Stated task:
Copy the full set of lines exactly as given.

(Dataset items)
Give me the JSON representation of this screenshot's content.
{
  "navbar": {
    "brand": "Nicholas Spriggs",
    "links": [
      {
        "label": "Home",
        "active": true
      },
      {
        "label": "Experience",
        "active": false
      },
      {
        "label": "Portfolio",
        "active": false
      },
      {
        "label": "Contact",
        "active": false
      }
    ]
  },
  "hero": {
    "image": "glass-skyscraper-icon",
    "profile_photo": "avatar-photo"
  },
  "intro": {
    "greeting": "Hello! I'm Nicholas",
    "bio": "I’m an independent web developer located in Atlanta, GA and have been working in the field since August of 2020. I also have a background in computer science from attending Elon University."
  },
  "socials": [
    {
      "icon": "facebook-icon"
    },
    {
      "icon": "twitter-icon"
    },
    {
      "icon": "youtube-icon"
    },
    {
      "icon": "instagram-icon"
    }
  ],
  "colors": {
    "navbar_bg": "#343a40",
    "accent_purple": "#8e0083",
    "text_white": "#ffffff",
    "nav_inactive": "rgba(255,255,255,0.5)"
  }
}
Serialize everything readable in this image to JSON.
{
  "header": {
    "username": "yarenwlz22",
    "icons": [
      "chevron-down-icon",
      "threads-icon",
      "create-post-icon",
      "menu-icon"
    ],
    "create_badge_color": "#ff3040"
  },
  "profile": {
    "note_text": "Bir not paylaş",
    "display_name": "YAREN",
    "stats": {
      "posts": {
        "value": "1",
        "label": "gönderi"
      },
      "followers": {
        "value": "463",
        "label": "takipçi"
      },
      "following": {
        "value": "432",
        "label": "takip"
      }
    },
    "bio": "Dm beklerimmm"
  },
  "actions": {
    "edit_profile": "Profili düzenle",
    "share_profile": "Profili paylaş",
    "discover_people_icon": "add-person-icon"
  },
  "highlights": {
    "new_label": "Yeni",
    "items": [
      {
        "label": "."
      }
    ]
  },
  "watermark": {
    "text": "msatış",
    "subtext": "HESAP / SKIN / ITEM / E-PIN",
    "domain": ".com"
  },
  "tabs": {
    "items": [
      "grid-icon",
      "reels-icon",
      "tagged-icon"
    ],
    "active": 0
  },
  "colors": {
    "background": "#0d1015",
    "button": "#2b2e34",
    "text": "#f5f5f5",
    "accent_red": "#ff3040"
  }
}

Output for this task:
Give me the JSON representation of this screenshot's content.
{
  "navbar": {
    "brand": "Nicholas Spriggs",
    "links": [
      {
        "label": "Home",
        "active": true
      },
      {
        "label": "Experience",
        "active": false
      },
      {
        "label": "Portfolio",
        "active": false
      },
      {
        "label": "Contact",
        "active": false
      }
    ]
  },
  "hero": {
    "image": "glass-skyscraper-icon",
    "profile_photo": "avatar-photo"
  },
  "intro": {
    "greeting": "Hello! I'm Nicholas",
    "bio": "I’m an independent web developer located in Atlanta, GA and have been working in the field since August of 2020. I also have a background in computer science from attending Elon University."
  },
  "socials": [
    {
      "icon": "facebook-icon"
    },
    {
      "icon": "twitter-icon"
    },
    {
      "icon": "youtube-icon"
    },
    {
      "icon": "instagram-icon"
    }
  ],
  "colors": {
    "navbar_bg": "#343a40",
    "accent_purple": "#8e0083",
    "text_white": "#ffffff",
    "nav_inactive": "rgba(255,255,255,0.5)"
  }
}
Serialize everything readable in this image to JSON.
{
  "header": {
    "username": "yarenwlz22",
    "icons": [
      "chevron-down-icon",
      "threads-icon",
      "create-post-icon",
      "menu-icon"
    ],
    "create_badge_color": "#ff3040"
  },
  "profile": {
    "note_text": "Bir not paylaş",
    "display_name": "YAREN",
    "stats": {
      "posts": {
        "value": "1",
        "label": "gönderi"
      },
      "followers": {
        "value": "463",
        "label": "takipçi"
      },
      "following": {
        "value": "432",
        "label": "takip"
      }
    },
    "bio": "Dm beklerimmm"
  },
  "actions": {
    "edit_profile": "Profili düzenle",
    "share_profile": "Profili paylaş",
    "discover_people_icon": "add-person-icon"
  },
  "highlights": {
    "new_label": "Yeni",
    "items": [
      {
        "label": "."
      }
    ]
  },
  "watermark": {
    "text": "msatış",
    "subtext": "HESAP / SKIN / ITEM / E-PIN",
    "domain": ".com"
  },
  "tabs": {
    "items": [
      "grid-icon",
      "reels-icon",
      "tagged-icon"
    ],
    "active": 0
  },
  "colors": {
    "background": "#0d1015",
    "button": "#2b2e34",
    "text": "#f5f5f5",
    "accent_red": "#ff3040"
  }
}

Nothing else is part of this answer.